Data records
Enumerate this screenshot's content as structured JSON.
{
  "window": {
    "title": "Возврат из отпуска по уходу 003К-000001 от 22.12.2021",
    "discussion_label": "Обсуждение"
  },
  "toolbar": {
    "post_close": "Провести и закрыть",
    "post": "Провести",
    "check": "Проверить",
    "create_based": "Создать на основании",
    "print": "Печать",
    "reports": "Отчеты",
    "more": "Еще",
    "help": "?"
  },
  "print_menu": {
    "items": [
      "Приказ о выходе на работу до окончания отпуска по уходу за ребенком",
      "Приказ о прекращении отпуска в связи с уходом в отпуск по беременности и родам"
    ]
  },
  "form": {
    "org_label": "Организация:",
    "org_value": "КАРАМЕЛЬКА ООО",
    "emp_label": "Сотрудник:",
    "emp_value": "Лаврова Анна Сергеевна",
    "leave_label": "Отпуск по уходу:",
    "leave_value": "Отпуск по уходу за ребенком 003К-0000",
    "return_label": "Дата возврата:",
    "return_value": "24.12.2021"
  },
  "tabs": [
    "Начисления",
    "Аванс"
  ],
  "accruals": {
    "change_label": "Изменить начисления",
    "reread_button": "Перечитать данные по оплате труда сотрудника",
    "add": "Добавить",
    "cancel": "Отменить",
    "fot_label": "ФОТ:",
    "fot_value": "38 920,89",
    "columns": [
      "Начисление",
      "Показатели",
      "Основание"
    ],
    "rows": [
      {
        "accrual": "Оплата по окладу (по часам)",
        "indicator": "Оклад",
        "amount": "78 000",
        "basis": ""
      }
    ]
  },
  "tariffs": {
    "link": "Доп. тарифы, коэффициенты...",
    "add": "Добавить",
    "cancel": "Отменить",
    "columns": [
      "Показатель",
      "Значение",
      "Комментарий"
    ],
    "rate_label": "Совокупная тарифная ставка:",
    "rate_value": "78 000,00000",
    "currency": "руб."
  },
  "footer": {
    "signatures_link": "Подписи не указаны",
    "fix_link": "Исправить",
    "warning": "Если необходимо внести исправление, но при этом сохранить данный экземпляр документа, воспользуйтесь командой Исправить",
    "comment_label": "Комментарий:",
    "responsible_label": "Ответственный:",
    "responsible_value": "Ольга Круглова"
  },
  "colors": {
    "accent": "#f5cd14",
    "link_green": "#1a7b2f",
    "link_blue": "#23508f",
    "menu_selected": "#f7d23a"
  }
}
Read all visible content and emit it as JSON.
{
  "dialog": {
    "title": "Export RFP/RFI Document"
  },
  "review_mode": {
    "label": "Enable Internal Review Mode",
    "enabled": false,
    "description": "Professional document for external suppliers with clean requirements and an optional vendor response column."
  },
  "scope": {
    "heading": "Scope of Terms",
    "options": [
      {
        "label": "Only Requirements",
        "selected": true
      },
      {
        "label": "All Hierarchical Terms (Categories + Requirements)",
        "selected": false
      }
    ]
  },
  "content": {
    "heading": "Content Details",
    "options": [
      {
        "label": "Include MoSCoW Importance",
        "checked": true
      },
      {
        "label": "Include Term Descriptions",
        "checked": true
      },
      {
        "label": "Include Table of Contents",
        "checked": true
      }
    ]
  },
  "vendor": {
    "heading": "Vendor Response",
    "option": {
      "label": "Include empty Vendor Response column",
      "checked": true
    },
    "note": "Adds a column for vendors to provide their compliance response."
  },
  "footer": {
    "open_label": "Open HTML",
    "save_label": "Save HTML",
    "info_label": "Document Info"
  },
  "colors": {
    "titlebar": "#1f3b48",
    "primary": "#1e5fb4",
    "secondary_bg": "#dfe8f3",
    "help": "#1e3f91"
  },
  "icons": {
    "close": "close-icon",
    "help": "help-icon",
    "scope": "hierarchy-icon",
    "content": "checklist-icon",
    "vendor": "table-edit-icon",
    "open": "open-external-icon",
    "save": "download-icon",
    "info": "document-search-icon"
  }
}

#### [EXERCISE OBJECTIVE]
Repeat the material above in full, exactly as it stands.

#### [COMPLETE OUTPUT]
Enumerate this screenshot's content as structured JSON.
{
  "window": {
    "title": "Возврат из отпуска по уходу 003К-000001 от 22.12.2021",
    "discussion_label": "Обсуждение"
  },
  "toolbar": {
    "post_close": "Провести и закрыть",
    "post": "Провести",
    "check": "Проверить",
    "create_based": "Создать на основании",
    "print": "Печать",
    "reports": "Отчеты",
    "more": "Еще",
    "help": "?"
  },
  "print_menu": {
    "items": [
      "Приказ о выходе на работу до окончания отпуска по уходу за ребенком",
      "Приказ о прекращении отпуска в связи с уходом в отпуск по беременности и родам"
    ]
  },
  "form": {
    "org_label": "Организация:",
    "org_value": "КАРАМЕЛЬКА ООО",
    "emp_label": "Сотрудник:",
    "emp_value": "Лаврова Анна Сергеевна",
    "leave_label": "Отпуск по уходу:",
    "leave_value": "Отпуск по уходу за ребенком 003К-0000",
    "return_label": "Дата возврата:",
    "return_value": "24.12.2021"
  },
  "tabs": [
    "Начисления",
    "Аванс"
  ],
  "accruals": {
    "change_label": "Изменить начисления",
    "reread_button": "Перечитать данные по оплате труда сотрудника",
    "add": "Добавить",
    "cancel": "Отменить",
    "fot_label": "ФОТ:",
    "fot_value": "38 920,89",
    "columns": [
      "Начисление",
      "Показатели",
      "Основание"
    ],
    "rows": [
      {
        "accrual": "Оплата по окладу (по часам)",
        "indicator": "Оклад",
        "amount": "78 000",
        "basis": ""
      }
    ]
  },
  "tariffs": {
    "link": "Доп. тарифы, коэффициенты...",
    "add": "Добавить",
    "cancel": "Отменить",
    "columns": [
      "Показатель",
      "Значение",
      "Комментарий"
    ],
    "rate_label": "Совокупная тарифная ставка:",
    "rate_value": "78 000,00000",
    "currency": "руб."
  },
  "footer": {
    "signatures_link": "Подписи не указаны",
    "fix_link": "Исправить",
    "warning": "Если необходимо внести исправление, но при этом сохранить данный экземпляр документа, воспользуйтесь командой Исправить",
    "comment_label": "Комментарий:",
    "responsible_label": "Ответственный:",
    "responsible_value": "Ольга Круглова"
  },
  "colors": {
    "accent": "#f5cd14",
    "link_green": "#1a7b2f",
    "link_blue": "#23508f",
    "menu_selected": "#f7d23a"
  }
}
Read all visible content and emit it as JSON.
{
  "dialog": {
    "title": "Export RFP/RFI Document"
  },
  "review_mode": {
    "label": "Enable Internal Review Mode",
    "enabled": false,
    "description": "Professional document for external suppliers with clean requirements and an optional vendor response column."
  },
  "scope": {
    "heading": "Scope of Terms",
    "options": [
      {
        "label": "Only Requirements",
        "selected": true
      },
      {
        "label": "All Hierarchical Terms (Categories + Requirements)",
        "selected": false
      }
    ]
  },
  "content": {
    "heading": "Content Details",
    "options": [
      {
        "label": "Include MoSCoW Importance",
        "checked": true
      },
      {
        "label": "Include Term Descriptions",
        "checked": true
      },
      {
        "label": "Include Table of Contents",
        "checked": true
      }
    ]
  },
  "vendor": {
    "heading": "Vendor Response",
    "option": {
      "label": "Include empty Vendor Response column",
      "checked": true
    },
    "note": "Adds a column for vendors to provide their compliance response."
  },
  "footer": {
    "open_label": "Open HTML",
    "save_label": "Save HTML",
    "info_label": "Document Info"
  },
  "colors": {
    "titlebar": "#1f3b48",
    "primary": "#1e5fb4",
    "secondary_bg": "#dfe8f3",
    "help": "#1e3f91"
  },
  "icons": {
    "close": "close-icon",
    "help": "help-icon",
    "scope": "hierarchy-icon",
    "content": "checklist-icon",
    "vendor": "table-edit-icon",
    "open": "open-external-icon",
    "save": "download-icon",
    "info": "document-search-icon"
  }
}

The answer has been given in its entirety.